Stated exercise => Repeat each record exactly. Any picture gets left out.

Data for the task =>
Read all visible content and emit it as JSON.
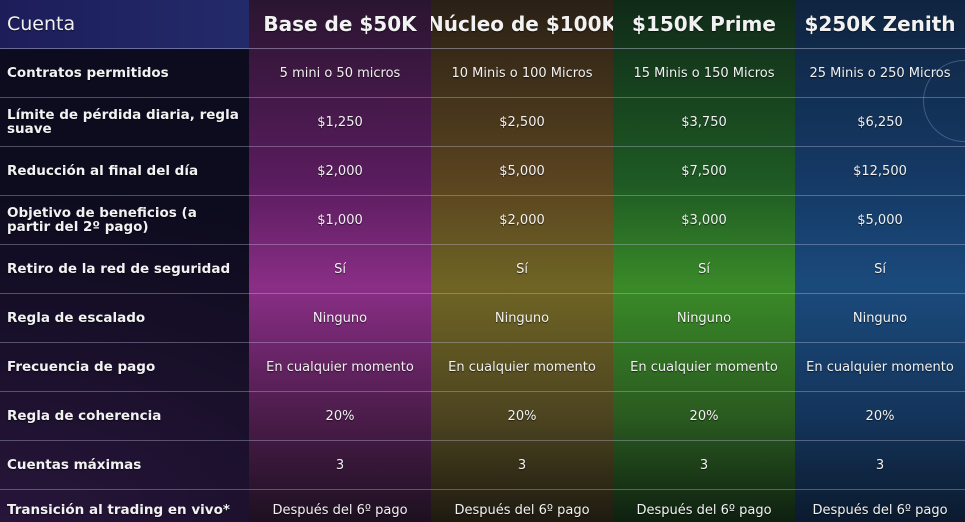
{
  "header": {
    "account_label": "Cuenta",
    "plans": [
      "Base de $50K",
      "Núcleo de $100K",
      "$150K Prime",
      "$250K Zenith"
    ]
  },
  "rows": [
    {
      "label": "Contratos permitidos",
      "values": [
        "5 mini o 50 micros",
        "10 Minis o 100 Micros",
        "15 Minis o 150 Micros",
        "25 Minis o 250 Micros"
      ]
    },
    {
      "label": "Límite de pérdida diaria, regla suave",
      "values": [
        "$1,250",
        "$2,500",
        "$3,750",
        "$6,250"
      ]
    },
    {
      "label": "Reducción al final del día",
      "values": [
        "$2,000",
        "$5,000",
        "$7,500",
        "$12,500"
      ]
    },
    {
      "label": "Objetivo de beneficios (a partir del 2º pago)",
      "values": [
        "$1,000",
        "$2,000",
        "$3,000",
        "$5,000"
      ]
    },
    {
      "label": "Retiro de la red de seguridad",
      "values": [
        "Sí",
        "Sí",
        "Sí",
        "Sí"
      ]
    },
    {
      "label": "Regla de escalado",
      "values": [
        "Ninguno",
        "Ninguno",
        "Ninguno",
        "Ninguno"
      ]
    },
    {
      "label": "Frecuencia de pago",
      "values": [
        "En cualquier momento",
        "En cualquier momento",
        "En cualquier momento",
        "En cualquier momento"
      ]
    },
    {
      "label": "Regla de coherencia",
      "values": [
        "20%",
        "20%",
        "20%",
        "20%"
      ]
    },
    {
      "label": "Cuentas máximas",
      "values": [
        "3",
        "3",
        "3",
        "3"
      ]
    },
    {
      "label": "Transición al trading en vivo*",
      "values": [
        "Después del 6º pago",
        "Después del 6º pago",
        "Después del 6º pago",
        "Después del 6º pago"
      ]
    }
  ],
  "colors": {
    "plan_base": "#8a2e86",
    "plan_nucleo": "#6f6424",
    "plan_prime": "#3a8a28",
    "plan_zenith": "#1a4a7c"
  }
}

The result =>
Read all visible content and emit it as JSON.
{
  "header": {
    "account_label": "Cuenta",
    "plans": [
      "Base de $50K",
      "Núcleo de $100K",
      "$150K Prime",
      "$250K Zenith"
    ]
  },
  "rows": [
    {
      "label": "Contratos permitidos",
      "values": [
        "5 mini o 50 micros",
        "10 Minis o 100 Micros",
        "15 Minis o 150 Micros",
        "25 Minis o 250 Micros"
      ]
    },
    {
      "label": "Límite de pérdida diaria, regla suave",
      "values": [
        "$1,250",
        "$2,500",
        "$3,750",
        "$6,250"
      ]
    },
    {
      "label": "Reducción al final del día",
      "values": [
        "$2,000",
        "$5,000",
        "$7,500",
        "$12,500"
      ]
    },
    {
      "label": "Objetivo de beneficios (a partir del 2º pago)",
      "values": [
        "$1,000",
        "$2,000",
        "$3,000",
        "$5,000"
      ]
    },
    {
      "label": "Retiro de la red de seguridad",
      "values": [
        "Sí",
        "Sí",
        "Sí",
        "Sí"
      ]
    },
    {
      "label": "Regla de escalado",
      "values": [
        "Ninguno",
        "Ninguno",
        "Ninguno",
        "Ninguno"
      ]
    },
    {
      "label": "Frecuencia de pago",
      "values": [
        "En cualquier momento",
        "En cualquier momento",
        "En cualquier momento",
        "En cualquier momento"
      ]
    },
    {
      "label": "Regla de coherencia",
      "values": [
        "20%",
        "20%",
        "20%",
        "20%"
      ]
    },
    {
      "label": "Cuentas máximas",
      "values": [
        "3",
        "3",
        "3",
        "3"
      ]
    },
    {
      "label": "Transición al trading en vivo*",
      "values": [
        "Después del 6º pago",
        "Después del 6º pago",
        "Después del 6º pago",
        "Después del 6º pago"
      ]
    }
  ],
  "colors": {
    "plan_base": "#8a2e86",
    "plan_nucleo": "#6f6424",
    "plan_prime": "#3a8a28",
    "plan_zenith": "#1a4a7c"
  }
}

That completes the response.